**Task goal:** How many of the lines contain the string "name"? Give the number, with no other words.

**Data to use:**
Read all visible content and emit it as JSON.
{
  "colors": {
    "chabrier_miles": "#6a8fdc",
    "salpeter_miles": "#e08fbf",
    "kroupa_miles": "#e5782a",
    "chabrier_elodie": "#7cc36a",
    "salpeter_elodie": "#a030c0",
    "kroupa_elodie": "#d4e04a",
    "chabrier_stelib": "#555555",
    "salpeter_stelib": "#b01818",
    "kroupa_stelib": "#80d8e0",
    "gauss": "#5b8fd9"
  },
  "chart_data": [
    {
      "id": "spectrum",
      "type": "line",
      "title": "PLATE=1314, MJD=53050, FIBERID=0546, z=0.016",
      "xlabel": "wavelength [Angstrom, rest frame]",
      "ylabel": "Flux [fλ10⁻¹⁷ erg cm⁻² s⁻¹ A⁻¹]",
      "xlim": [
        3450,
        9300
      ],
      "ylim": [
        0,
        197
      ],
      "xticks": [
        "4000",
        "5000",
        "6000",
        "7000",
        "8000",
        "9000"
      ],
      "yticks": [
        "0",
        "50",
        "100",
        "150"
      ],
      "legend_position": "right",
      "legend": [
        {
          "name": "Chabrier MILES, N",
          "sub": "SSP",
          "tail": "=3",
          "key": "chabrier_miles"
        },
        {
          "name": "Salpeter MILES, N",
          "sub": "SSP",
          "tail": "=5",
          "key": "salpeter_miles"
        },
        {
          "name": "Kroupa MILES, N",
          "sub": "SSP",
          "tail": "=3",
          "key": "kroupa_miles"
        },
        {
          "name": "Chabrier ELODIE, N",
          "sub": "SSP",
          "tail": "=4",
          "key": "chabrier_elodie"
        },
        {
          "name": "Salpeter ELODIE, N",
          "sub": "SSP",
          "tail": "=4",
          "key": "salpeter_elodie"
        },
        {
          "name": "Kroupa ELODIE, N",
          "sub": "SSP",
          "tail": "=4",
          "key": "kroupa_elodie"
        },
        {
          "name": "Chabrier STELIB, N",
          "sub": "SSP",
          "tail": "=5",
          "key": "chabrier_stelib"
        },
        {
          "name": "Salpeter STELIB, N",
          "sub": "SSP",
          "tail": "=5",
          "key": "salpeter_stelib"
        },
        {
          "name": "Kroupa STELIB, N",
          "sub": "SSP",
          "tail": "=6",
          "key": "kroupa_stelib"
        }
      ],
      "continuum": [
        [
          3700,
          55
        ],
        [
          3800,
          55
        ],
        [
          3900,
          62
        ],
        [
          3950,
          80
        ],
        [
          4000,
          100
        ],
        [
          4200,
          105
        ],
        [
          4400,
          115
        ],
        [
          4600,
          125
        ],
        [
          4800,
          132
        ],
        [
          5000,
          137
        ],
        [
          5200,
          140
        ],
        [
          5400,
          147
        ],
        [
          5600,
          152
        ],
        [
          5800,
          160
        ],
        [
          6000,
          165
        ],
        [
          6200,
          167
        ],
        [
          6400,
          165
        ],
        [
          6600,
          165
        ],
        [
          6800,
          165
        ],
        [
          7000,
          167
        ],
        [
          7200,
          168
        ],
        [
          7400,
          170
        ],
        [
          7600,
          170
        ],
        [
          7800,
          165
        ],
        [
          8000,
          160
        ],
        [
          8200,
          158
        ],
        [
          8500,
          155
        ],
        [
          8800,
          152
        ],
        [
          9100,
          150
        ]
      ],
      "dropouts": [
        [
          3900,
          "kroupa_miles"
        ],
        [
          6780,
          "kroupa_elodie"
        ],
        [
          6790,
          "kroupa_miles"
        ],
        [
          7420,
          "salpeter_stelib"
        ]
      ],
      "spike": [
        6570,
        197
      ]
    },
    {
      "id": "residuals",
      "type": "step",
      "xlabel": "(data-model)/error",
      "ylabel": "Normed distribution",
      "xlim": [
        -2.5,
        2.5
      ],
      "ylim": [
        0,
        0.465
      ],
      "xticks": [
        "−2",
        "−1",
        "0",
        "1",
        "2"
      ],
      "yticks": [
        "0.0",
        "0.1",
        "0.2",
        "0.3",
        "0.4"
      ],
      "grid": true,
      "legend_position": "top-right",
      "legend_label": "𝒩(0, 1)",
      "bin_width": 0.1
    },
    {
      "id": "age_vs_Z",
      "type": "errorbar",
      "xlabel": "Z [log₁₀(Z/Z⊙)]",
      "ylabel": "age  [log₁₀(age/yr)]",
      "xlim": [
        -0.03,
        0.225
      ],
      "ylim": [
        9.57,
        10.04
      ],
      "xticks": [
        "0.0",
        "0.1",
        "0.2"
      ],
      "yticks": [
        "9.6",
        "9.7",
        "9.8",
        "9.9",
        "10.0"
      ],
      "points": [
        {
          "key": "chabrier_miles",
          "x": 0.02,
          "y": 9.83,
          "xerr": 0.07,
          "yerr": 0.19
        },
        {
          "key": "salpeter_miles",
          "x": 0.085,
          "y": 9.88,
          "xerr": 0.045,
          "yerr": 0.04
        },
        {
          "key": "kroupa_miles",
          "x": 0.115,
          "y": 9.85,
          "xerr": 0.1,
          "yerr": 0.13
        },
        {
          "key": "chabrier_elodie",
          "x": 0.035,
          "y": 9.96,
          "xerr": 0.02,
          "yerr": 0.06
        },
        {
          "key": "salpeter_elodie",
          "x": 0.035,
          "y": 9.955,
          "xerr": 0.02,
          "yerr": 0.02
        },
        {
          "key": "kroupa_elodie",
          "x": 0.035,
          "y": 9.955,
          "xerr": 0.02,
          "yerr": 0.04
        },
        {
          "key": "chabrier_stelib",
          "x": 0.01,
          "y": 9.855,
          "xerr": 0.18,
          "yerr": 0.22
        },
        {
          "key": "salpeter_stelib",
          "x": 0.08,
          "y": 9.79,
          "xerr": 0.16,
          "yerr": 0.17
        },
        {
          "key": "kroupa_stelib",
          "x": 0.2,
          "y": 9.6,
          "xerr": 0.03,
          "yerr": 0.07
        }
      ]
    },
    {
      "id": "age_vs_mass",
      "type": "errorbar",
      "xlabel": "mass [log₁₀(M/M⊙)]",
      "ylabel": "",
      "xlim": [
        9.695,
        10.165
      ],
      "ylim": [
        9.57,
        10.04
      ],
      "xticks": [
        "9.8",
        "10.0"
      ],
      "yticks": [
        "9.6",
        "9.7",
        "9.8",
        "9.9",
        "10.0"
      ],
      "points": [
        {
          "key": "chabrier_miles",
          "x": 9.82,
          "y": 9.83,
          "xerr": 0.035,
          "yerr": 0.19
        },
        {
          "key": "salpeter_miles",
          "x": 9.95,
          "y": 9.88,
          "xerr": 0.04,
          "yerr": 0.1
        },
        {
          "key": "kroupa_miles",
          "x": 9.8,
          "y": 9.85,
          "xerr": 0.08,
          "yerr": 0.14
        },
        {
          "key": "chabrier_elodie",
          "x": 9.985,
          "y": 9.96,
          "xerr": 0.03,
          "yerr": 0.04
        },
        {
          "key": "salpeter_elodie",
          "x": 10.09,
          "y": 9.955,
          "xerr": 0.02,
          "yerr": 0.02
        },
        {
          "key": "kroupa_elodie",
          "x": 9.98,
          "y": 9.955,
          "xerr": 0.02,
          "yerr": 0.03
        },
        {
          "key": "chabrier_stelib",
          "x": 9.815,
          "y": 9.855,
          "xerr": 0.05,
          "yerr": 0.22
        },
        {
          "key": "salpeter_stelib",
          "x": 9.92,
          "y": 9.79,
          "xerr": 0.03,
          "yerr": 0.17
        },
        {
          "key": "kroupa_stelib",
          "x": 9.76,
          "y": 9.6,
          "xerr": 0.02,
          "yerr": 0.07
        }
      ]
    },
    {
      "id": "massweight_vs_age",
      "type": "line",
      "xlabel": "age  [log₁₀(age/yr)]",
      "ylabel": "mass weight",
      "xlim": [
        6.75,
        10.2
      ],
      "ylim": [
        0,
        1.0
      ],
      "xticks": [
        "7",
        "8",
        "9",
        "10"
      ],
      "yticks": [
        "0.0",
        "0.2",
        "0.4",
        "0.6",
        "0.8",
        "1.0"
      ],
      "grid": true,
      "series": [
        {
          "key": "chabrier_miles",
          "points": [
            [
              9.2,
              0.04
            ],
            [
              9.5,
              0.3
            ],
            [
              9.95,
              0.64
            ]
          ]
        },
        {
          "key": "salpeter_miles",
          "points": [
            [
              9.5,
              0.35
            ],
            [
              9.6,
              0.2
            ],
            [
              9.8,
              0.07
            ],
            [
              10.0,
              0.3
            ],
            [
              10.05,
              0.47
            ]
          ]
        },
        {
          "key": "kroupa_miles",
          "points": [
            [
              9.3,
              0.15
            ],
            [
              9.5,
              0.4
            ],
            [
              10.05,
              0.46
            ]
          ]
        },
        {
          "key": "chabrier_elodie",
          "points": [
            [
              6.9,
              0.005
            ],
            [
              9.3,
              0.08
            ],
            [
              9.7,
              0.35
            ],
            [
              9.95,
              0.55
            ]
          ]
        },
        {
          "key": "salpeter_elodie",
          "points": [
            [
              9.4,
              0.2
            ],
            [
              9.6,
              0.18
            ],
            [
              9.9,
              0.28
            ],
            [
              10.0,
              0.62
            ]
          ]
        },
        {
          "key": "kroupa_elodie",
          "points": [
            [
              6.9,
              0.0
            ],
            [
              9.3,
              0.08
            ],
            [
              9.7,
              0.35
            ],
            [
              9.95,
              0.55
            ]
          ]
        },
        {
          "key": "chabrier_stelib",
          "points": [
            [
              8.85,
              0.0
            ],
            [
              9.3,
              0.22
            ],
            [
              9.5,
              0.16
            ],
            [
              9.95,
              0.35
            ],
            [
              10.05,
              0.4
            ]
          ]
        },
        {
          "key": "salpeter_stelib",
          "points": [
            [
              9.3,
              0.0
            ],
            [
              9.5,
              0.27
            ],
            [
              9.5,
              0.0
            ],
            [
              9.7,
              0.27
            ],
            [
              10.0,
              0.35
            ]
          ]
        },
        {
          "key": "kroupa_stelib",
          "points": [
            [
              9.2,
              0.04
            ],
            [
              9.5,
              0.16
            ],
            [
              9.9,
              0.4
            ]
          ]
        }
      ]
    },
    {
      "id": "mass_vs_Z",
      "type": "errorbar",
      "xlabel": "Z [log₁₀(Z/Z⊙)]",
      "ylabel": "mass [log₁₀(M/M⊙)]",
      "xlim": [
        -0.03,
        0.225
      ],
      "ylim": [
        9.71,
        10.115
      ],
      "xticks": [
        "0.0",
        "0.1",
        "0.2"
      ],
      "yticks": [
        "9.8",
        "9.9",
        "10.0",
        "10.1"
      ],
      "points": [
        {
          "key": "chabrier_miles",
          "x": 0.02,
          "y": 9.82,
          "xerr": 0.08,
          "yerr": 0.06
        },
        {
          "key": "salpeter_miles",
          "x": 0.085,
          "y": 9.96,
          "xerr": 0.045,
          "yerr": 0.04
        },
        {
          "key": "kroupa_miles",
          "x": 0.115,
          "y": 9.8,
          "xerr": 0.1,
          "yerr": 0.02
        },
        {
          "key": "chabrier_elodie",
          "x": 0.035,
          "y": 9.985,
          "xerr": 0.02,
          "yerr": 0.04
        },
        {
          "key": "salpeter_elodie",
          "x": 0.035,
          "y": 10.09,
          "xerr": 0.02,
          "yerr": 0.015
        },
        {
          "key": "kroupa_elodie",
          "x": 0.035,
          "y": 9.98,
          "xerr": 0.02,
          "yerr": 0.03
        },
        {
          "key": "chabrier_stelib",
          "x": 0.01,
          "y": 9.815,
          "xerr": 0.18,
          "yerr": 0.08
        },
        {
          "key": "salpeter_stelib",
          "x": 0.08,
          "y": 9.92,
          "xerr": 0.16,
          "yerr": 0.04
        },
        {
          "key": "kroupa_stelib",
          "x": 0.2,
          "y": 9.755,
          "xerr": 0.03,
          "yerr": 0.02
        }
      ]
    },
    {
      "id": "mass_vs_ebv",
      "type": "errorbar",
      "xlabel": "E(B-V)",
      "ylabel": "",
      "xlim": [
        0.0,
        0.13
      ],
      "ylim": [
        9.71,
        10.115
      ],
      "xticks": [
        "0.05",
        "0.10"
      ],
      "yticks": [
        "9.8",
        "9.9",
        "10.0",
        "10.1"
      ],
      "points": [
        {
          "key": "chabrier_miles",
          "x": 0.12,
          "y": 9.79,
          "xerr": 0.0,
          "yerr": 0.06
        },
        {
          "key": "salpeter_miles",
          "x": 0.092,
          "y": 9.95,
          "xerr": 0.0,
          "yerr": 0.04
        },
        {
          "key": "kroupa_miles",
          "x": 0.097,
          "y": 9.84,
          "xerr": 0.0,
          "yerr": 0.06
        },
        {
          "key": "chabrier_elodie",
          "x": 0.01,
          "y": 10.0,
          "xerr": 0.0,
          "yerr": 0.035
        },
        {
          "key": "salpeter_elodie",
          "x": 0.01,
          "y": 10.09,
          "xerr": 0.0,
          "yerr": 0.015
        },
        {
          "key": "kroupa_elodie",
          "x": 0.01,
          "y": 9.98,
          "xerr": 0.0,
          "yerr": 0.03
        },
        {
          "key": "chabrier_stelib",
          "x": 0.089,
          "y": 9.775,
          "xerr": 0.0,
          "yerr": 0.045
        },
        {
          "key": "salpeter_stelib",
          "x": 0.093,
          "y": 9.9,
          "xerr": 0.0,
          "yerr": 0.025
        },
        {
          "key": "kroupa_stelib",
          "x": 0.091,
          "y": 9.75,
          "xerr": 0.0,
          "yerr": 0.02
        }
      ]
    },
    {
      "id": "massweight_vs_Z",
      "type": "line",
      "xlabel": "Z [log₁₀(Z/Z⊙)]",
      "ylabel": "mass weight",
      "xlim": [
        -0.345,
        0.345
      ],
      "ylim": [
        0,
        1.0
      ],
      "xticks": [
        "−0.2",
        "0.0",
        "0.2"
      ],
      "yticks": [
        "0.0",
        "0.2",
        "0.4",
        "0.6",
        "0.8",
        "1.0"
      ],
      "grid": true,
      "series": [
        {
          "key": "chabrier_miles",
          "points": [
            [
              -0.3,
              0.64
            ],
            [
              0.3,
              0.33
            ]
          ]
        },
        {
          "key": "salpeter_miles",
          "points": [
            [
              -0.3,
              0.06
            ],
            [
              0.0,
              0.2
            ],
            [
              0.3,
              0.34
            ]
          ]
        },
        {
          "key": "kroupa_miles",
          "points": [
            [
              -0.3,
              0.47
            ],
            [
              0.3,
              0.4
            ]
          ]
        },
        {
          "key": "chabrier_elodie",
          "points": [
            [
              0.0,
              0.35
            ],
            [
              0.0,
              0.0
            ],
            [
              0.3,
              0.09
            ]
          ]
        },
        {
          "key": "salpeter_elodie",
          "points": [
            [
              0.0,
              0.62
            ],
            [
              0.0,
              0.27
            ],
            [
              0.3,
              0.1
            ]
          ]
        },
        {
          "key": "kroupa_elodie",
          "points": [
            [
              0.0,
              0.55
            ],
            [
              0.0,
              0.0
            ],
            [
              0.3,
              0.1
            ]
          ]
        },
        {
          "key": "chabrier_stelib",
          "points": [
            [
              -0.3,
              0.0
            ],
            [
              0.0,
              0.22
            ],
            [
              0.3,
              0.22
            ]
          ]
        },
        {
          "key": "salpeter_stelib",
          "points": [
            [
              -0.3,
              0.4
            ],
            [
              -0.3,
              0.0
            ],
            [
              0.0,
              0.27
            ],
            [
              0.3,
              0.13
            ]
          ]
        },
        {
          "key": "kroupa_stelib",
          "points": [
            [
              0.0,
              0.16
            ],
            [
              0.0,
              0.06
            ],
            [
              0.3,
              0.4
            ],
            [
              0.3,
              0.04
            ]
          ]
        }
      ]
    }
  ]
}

**Written solution:** 9